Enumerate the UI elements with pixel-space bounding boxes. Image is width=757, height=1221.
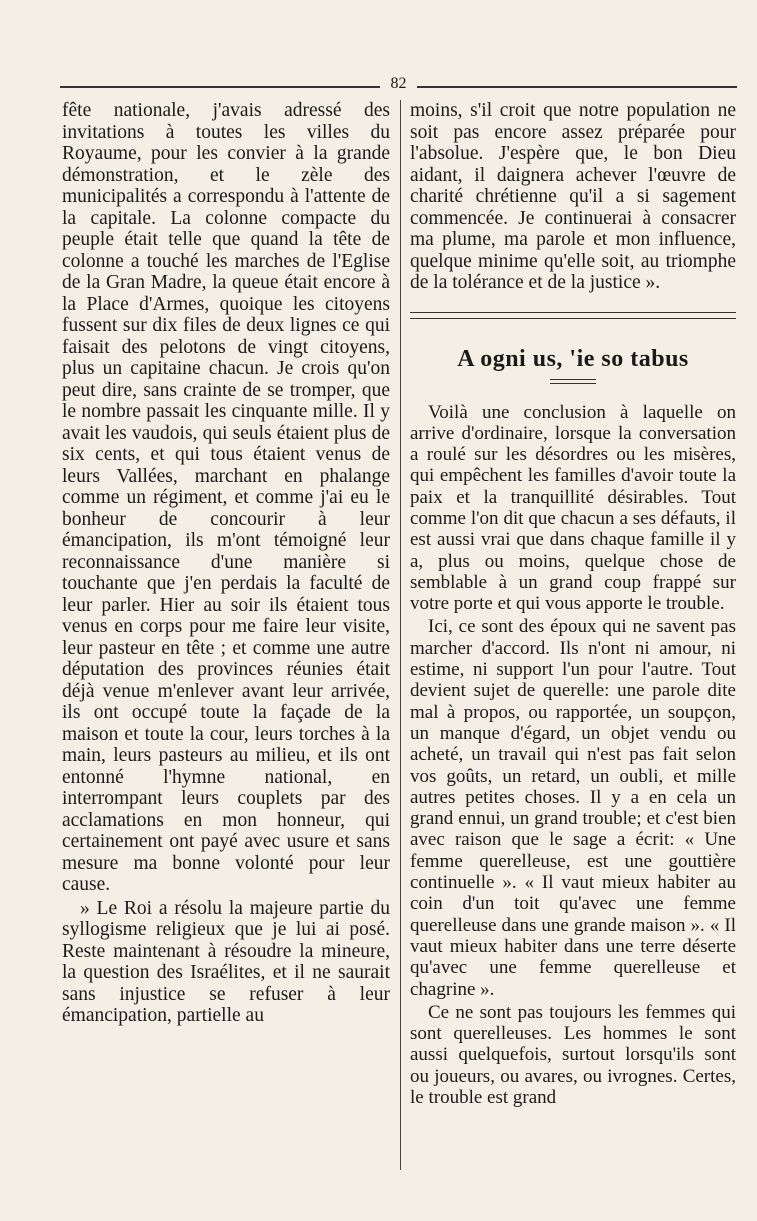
right-column bbox=[410, 100, 736, 1108]
right-paragraph-2: Ici, ce sont des époux qui ne savent pas marcher d'accord. Ils n'ont ni amour, ni estime, ni support l'un pour l'autre. Tout devient sujet de querelle: une parole dite mal à propos, ou rapportée, un soupçon, un manque d'égard, un objet vendu ou acheté, un travail qui n'est pas fait selon vos goûts, un retard, un oubli, et mille autres petites choses. Il y a en cela un grand ennui, un grand trouble; et c'est bien avec raison que le sage a écrit: « Une femme querelleuse, est une gouttière continuelle ». « Il vaut mieux habiter au coin d'un toit qu'avec une femme querelleuse dans une grande maison ». « Il vaut mieux habiter dans une terre déserte qu'avec une femme querelleuse et chagrine ». bbox=[410, 616, 736, 1000]
section-title: A ogni us, 'ie so tabus bbox=[457, 345, 689, 372]
right-continuation: moins, s'il croit que notre population ne soit pas encore assez préparée pour l'absolue. J'espère que, le bon Dieu aidant, il daignera achever l'œuvre de charité chrétienne qu'il a si sagement commencée. Je continuerai à consacrer ma plume, ma parole et mon influence, quelque minime qu'elle soit, au triomphe de la tolérance et de la justice ». bbox=[410, 100, 736, 293]
left-paragraph-1: fête nationale, j'avais adressé des invitations à toutes les villes du Royaume, pour les convier à la grande démonstration, et le zèle des municipalités a correspondu à l'attente de la capitale. La colonne compacte du peuple était telle que quand la tête de colonne a touché les marches de l'Eglise de la Gran Madre, la queue était encore à la Place d'Armes, quoique les citoyens fussent sur dix files de deux lignes ce qui faisait des pelotons de vingt citoyens, plus un capitaine chacun. Je crois qu'on peut dire, sans crainte de se tromper, que le nombre passait les cinquante mille. Il y avait les vaudois, qui seuls étaient plus de six cents, et qui tous étaient venus de leurs Vallées, marchant en phalange comme un régiment, et comme j'ai eu le bonheur de concourir à leur émancipation, ils m'ont témoigné leur reconnaissance d'une manière si touchante que j'en perdais la faculté de leur parler. Hier au soir ils étaient tous venus en corps pour me faire leur visite, leur pasteur en tête ; et comme une autre députation des provinces réunies était déjà venue m'enlever avant leur arrivée, ils ont occupé toute la façade de la maison et toute la cour, leurs torches à la main, leurs pasteurs au milieu, et ils ont entonné l'hymne national, en interrompant leurs couplets par des acclamations en mon honneur, qui certainement ont payé avec usure et sans mesure ma bonne volonté pour leur cause. bbox=[62, 100, 390, 895]
page-number: 82 bbox=[390, 75, 407, 92]
section-separator bbox=[410, 312, 736, 319]
header-rule-right bbox=[417, 86, 737, 88]
right-paragraph-1: Voilà une conclusion à laquelle on arrive d'ordinaire, lorsque la conversation a roulé sur les désordres ou les misères, qui empêchent les familles d'avoir toute la paix et la tranquillité désirables. Tout comme l'on dit que chacun a ses défauts, il est aussi vrai que dans chaque famille il y a, plus ou moins, quelque chose de semblable à un grand coup frappé sur votre porte et qui vous apporte le trouble. bbox=[410, 401, 736, 615]
left-paragraph-2: » Le Roi a résolu la majeure partie du syllogisme religieux que je lui ai posé. Reste maintenant à résoudre la mineure, la question des Israélites, et il ne saurait sans injustice se refuser à leur émancipation, partielle au bbox=[62, 897, 390, 1026]
left-column bbox=[62, 100, 390, 1027]
right-paragraph-3: Ce ne sont pas toujours les femmes qui sont querelleuses. Les hommes le sont aussi quelquefois, surtout lorsqu'ils sont ou joueurs, ou avares, ou ivrognes. Certes, le trouble est grand bbox=[410, 1001, 736, 1108]
page-header bbox=[60, 74, 737, 94]
title-ornament bbox=[550, 379, 596, 384]
header-rule-left bbox=[60, 86, 380, 88]
column-divider bbox=[400, 100, 401, 1170]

- - - - - - -

• What the exercise asks: Format every line of the data above as a Markdown table with the columns Row and Line, where Row numbers each entry in order, and skip any blank lines. Omit the pictures from the table.

• Full response:
| Row | Line |
|---|---|
| 1 | Enumerate the UI elements with pixel-space bounding boxes. Image is width=757, height=1221. |
| 2 | right-column bbox=[410, 100, 736, 1108] |
| 3 | right-paragraph-2: Ici, ce sont des époux qui ne savent pas marcher d'accord. Ils n'ont ni amour, ni estime, ni support l'un pour l'autre. Tout devient sujet de querelle: une parole dite mal à propos, ou rapportée, un soupçon, un manque d'égard, un objet vendu ou acheté, un travail qui n'est pas fait selon vos goûts, un retard, un oubli, et mille autres petites choses. Il y a en cela un grand ennui, un grand trouble; et c'est bien avec raison que le sage a écrit: « Une femme querelleuse, est une gouttière continuelle ». « Il vaut mieux habiter au coin d'un toit qu'avec une femme querelleuse dans une grande maison ». « Il vaut mieux habiter dans une terre déserte qu'avec une femme querelleuse et chagrine ». bbox=[410, 616, 736, 1000] |
| 4 | section-title: A ogni us, 'ie so tabus bbox=[457, 345, 689, 372] |
| 5 | right-continuation: moins, s'il croit que notre population ne soit pas encore assez préparée pour l'absolue. J'espère que, le bon Dieu aidant, il daignera achever l'œuvre de charité chrétienne qu'il a si sagement commencée. Je continuerai à consacrer ma plume, ma parole et mon influence, quelque minime qu'elle soit, au triomphe de la tolérance et de la justice ». bbox=[410, 100, 736, 293] |
| 6 | left-paragraph-1: fête nationale, j'avais adressé des invitations à toutes les villes du Royaume, pour les convier à la grande démonstration, et le zèle des municipalités a correspondu à l'attente de la capitale. La colonne compacte du peuple était telle que quand la tête de colonne a touché les marches de l'Eglise de la Gran Madre, la queue était encore à la Place d'Armes, quoique les citoyens fussent sur dix files de deux lignes ce qui faisait des pelotons de vingt citoyens, plus un capitaine chacun. Je crois qu'on peut dire, sans crainte de se tromper, que le nombre passait les cinquante mille. Il y avait les vaudois, qui seuls étaient plus de six cents, et qui tous étaient venus de leurs Vallées, marchant en phalange comme un régiment, et comme j'ai eu le bonheur de concourir à leur émancipation, ils m'ont témoigné leur reconnaissance d'une manière si touchante que j'en perdais la faculté de leur parler. Hier au soir ils étaient tous venus en corps pour me faire leur visite, leur pasteur en tête ; et comme une autre députation des provinces réunies était déjà venue m'enlever avant leur arrivée, ils ont occupé toute la façade de la maison et toute la cour, leurs torches à la main, leurs pasteurs au milieu, et ils ont entonné l'hymne national, en interrompant leurs couplets par des acclamations en mon honneur, qui certainement ont payé avec usure et sans mesure ma bonne volonté pour leur cause. bbox=[62, 100, 390, 895] |
| 7 | page-number: 82 bbox=[390, 75, 407, 92] |
| 8 | section-separator bbox=[410, 312, 736, 319] |
| 9 | header-rule-right bbox=[417, 86, 737, 88] |
| 10 | right-paragraph-1: Voilà une conclusion à laquelle on arrive d'ordinaire, lorsque la conversation a roulé sur les désordres ou les misères, qui empêchent les familles d'avoir toute la paix et la tranquillité désirables. Tout comme l'on dit que chacun a ses défauts, il est aussi vrai que dans chaque famille il y a, plus ou moins, quelque chose de semblable à un grand coup frappé sur votre porte et qui vous apporte le trouble. bbox=[410, 401, 736, 615] |
| 11 | left-paragraph-2: » Le Roi a résolu la majeure partie du syllogisme religieux que je lui ai posé. Reste maintenant à résoudre la mineure, la question des Israélites, et il ne saurait sans injustice se refuser à leur émancipation, partielle au bbox=[62, 897, 390, 1026] |
| 12 | left-column bbox=[62, 100, 390, 1027] |
| 13 | right-paragraph-3: Ce ne sont pas toujours les femmes qui sont querelleuses. Les hommes le sont aussi quelquefois, surtout lorsqu'ils sont ou joueurs, ou avares, ou ivrognes. Certes, le trouble est grand bbox=[410, 1001, 736, 1108] |
| 14 | page-header bbox=[60, 74, 737, 94] |
| 15 | title-ornament bbox=[550, 379, 596, 384] |
| 16 | header-rule-left bbox=[60, 86, 380, 88] |
| 17 | column-divider bbox=[400, 100, 401, 1170] |